— Excerpted records —
..........

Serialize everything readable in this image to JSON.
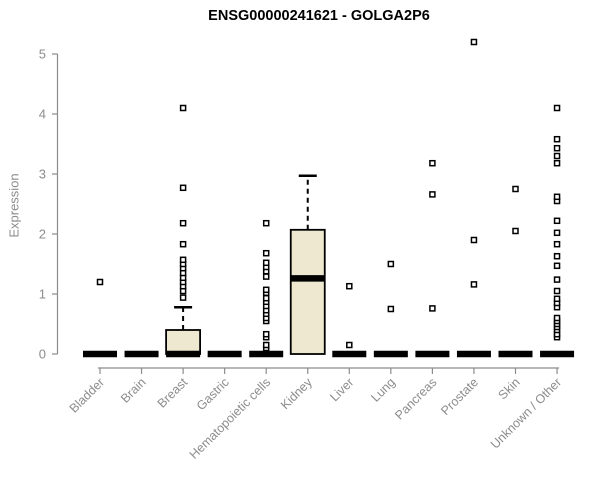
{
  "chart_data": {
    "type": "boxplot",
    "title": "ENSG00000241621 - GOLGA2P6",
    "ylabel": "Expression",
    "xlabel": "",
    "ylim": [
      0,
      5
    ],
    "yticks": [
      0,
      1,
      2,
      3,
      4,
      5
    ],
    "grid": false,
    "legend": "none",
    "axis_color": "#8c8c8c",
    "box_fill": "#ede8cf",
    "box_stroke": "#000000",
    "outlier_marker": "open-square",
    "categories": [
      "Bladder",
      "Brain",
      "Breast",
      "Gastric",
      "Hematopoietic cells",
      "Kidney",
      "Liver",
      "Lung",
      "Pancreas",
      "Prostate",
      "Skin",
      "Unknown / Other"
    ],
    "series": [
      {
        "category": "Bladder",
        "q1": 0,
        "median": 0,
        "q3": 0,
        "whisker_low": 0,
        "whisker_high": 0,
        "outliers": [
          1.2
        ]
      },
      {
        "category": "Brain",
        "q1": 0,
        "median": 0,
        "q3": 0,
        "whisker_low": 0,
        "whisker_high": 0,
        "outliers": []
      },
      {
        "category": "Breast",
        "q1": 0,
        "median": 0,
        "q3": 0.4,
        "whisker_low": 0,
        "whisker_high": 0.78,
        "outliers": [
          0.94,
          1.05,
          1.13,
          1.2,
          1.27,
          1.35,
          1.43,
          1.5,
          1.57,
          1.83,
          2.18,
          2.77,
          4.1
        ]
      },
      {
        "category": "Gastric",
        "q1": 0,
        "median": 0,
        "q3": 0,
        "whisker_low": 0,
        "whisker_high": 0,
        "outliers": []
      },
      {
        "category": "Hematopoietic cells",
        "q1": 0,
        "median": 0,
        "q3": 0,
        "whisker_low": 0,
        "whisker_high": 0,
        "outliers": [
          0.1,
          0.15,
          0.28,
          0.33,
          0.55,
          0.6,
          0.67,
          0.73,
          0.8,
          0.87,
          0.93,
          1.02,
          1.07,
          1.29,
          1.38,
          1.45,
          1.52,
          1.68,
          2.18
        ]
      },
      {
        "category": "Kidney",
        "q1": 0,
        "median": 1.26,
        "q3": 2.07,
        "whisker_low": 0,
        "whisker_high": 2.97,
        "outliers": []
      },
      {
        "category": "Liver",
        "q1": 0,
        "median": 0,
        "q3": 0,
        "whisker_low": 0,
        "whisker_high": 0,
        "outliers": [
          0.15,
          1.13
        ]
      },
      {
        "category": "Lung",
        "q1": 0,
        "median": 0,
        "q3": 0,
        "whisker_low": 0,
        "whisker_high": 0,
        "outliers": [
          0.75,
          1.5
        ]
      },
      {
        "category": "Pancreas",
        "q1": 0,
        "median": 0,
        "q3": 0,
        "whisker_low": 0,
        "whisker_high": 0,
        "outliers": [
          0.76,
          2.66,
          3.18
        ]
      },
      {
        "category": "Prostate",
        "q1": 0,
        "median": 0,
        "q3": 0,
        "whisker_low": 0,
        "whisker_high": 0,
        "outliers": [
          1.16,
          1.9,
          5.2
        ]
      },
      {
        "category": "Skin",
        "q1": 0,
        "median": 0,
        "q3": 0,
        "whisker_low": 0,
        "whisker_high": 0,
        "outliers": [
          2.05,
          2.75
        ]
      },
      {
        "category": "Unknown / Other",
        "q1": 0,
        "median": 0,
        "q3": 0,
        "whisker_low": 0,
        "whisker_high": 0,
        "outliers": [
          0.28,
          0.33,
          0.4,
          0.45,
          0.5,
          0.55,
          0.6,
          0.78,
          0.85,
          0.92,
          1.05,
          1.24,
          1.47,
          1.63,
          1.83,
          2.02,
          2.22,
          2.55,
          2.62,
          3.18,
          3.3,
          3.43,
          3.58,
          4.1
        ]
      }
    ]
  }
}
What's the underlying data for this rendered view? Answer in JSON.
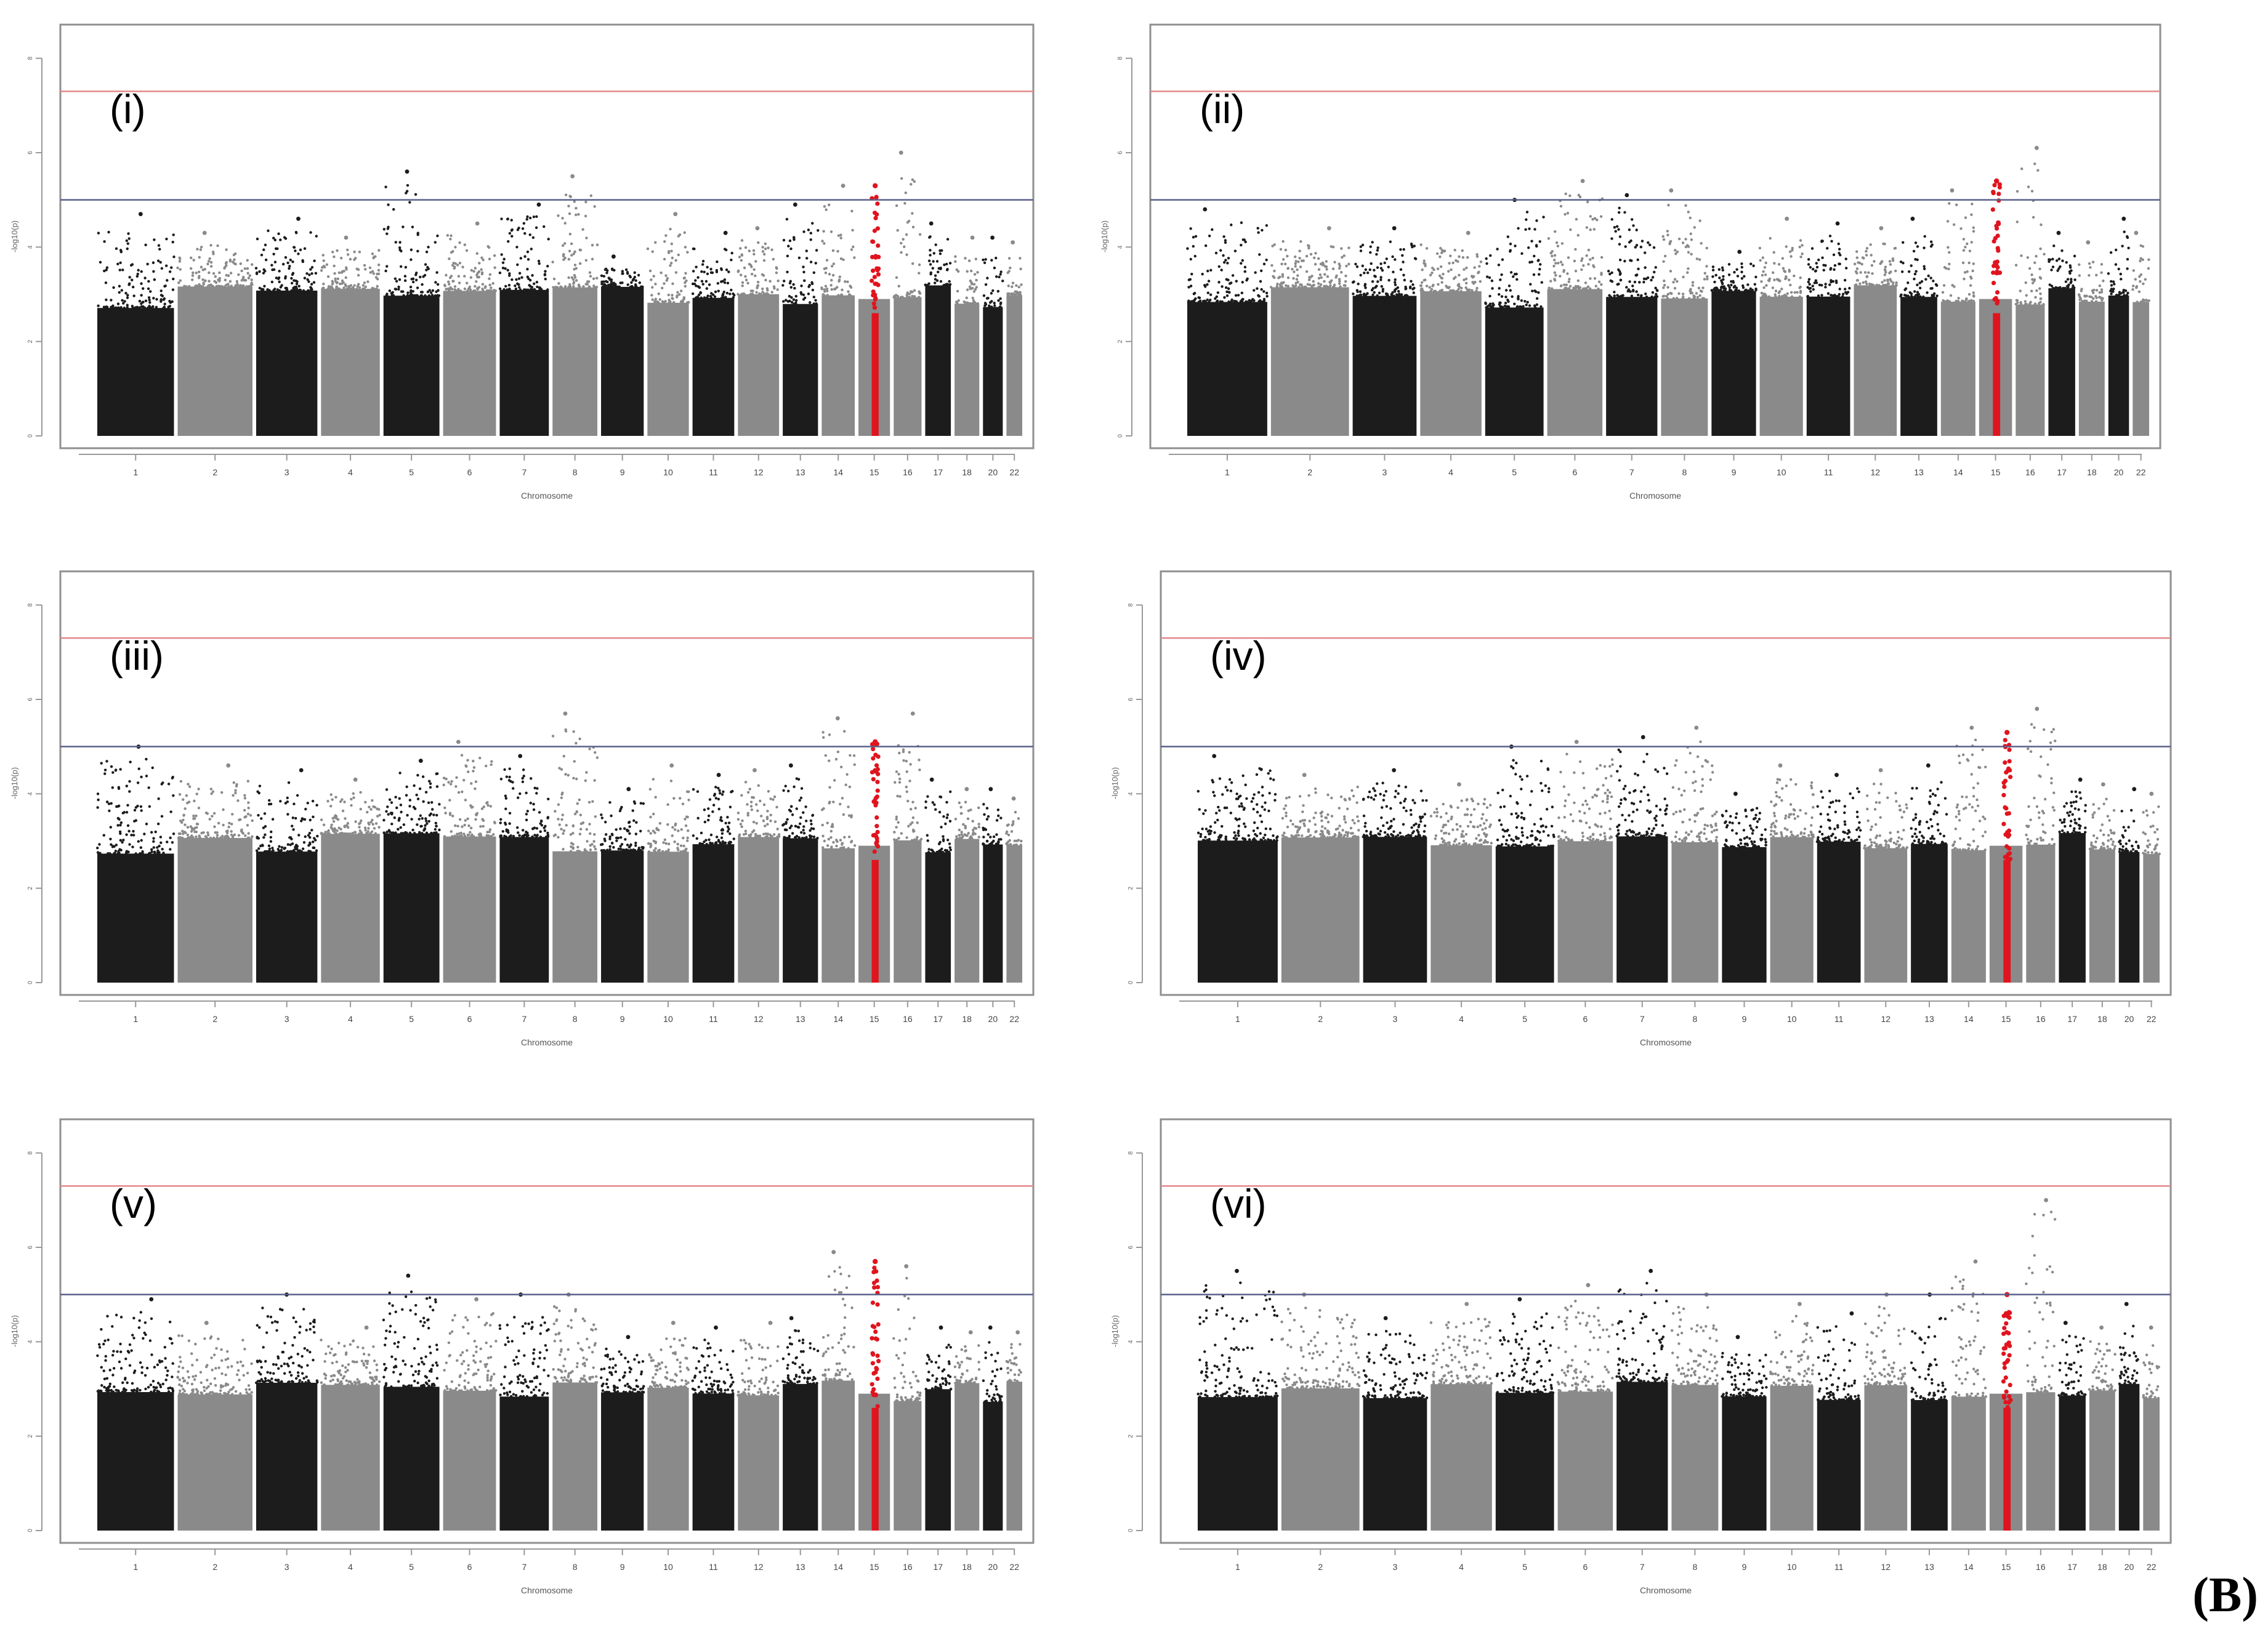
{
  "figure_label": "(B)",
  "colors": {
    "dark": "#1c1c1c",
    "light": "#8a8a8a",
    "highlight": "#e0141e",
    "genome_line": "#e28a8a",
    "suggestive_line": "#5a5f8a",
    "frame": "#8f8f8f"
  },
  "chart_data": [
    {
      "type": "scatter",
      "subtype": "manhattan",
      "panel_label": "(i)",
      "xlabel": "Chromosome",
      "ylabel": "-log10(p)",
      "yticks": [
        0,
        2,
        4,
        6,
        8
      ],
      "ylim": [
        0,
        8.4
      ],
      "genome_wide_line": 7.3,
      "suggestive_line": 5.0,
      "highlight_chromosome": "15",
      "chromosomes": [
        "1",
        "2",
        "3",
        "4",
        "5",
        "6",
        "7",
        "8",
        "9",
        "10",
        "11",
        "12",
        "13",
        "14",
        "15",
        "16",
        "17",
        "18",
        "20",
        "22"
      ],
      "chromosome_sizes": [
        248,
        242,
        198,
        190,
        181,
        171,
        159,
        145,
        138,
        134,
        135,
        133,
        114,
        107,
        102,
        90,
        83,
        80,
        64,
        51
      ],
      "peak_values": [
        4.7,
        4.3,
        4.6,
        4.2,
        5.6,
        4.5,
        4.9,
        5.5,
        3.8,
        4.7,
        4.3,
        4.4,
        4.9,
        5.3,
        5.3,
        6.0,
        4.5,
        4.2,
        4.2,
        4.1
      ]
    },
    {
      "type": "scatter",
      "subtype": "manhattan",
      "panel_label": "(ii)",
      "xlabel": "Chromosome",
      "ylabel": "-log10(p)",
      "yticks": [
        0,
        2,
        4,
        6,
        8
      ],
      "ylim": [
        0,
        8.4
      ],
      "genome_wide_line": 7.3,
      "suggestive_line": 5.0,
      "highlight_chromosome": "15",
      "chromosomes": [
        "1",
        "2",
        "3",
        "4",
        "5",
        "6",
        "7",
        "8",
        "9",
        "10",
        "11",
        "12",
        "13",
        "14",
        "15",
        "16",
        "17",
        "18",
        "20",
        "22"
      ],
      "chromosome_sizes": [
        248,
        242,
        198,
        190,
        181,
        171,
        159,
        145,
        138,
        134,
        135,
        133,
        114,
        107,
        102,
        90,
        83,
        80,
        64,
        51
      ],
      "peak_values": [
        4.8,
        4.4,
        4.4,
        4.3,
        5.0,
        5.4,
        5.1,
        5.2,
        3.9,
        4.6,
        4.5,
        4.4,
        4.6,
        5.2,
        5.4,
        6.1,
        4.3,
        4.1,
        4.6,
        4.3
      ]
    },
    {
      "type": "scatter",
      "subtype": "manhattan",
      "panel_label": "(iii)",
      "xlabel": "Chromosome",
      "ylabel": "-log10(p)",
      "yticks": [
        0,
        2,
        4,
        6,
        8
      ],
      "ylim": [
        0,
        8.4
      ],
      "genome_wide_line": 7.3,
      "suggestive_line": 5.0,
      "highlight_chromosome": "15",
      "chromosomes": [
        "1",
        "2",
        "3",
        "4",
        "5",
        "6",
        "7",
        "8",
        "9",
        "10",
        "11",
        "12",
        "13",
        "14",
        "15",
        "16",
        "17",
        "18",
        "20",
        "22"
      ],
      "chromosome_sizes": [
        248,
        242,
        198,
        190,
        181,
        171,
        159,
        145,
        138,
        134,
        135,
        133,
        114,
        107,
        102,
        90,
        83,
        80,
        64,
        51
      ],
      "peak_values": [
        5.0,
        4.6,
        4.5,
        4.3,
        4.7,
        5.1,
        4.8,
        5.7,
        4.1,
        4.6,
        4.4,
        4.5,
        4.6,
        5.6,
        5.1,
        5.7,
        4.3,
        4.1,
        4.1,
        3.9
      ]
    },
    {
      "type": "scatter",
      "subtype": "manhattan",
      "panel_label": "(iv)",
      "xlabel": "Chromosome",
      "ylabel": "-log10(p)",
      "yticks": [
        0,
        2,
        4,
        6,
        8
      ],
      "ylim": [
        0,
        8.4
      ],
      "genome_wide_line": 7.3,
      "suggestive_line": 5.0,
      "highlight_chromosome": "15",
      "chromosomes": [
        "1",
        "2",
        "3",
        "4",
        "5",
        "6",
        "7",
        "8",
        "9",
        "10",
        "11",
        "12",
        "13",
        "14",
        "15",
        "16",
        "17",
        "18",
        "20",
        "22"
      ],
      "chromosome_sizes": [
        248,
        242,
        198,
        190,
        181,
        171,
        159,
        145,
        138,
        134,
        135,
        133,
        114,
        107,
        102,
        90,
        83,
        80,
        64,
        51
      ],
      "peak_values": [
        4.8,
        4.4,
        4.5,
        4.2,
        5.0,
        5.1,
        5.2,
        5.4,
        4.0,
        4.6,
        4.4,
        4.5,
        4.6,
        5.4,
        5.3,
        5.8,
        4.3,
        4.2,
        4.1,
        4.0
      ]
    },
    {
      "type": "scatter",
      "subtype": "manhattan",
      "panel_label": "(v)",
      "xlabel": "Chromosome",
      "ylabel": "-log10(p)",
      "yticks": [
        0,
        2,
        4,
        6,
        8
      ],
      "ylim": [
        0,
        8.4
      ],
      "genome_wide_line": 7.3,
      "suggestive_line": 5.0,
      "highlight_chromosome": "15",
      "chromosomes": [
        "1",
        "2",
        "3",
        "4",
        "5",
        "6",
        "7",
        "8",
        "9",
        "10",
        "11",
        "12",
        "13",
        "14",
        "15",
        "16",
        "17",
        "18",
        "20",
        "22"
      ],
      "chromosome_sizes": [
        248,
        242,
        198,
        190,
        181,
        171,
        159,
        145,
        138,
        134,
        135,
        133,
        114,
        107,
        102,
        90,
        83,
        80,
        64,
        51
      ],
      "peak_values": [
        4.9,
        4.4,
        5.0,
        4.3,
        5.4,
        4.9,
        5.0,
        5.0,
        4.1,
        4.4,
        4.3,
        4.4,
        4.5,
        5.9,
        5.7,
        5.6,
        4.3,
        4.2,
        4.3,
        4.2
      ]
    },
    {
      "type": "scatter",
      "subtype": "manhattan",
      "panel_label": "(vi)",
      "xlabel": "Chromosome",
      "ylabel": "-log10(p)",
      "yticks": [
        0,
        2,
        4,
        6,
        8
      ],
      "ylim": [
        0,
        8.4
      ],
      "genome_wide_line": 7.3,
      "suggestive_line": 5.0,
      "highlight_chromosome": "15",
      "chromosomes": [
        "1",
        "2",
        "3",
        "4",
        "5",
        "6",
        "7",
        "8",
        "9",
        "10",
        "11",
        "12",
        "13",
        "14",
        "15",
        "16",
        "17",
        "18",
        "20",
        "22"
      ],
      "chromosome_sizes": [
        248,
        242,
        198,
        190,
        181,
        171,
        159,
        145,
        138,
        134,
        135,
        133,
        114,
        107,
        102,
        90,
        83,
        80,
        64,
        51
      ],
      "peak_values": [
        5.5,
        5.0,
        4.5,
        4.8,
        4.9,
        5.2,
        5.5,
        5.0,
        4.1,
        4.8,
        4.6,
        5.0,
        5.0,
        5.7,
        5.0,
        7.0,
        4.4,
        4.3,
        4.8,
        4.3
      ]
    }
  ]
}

..........

— Instructions for the task —
Check the entries above for the word "JSON" and copy every line where it turns up.

— Response below —
Serialize everything readable in this image to JSON.
What's the underlying data for this rendered view? Answer in JSON.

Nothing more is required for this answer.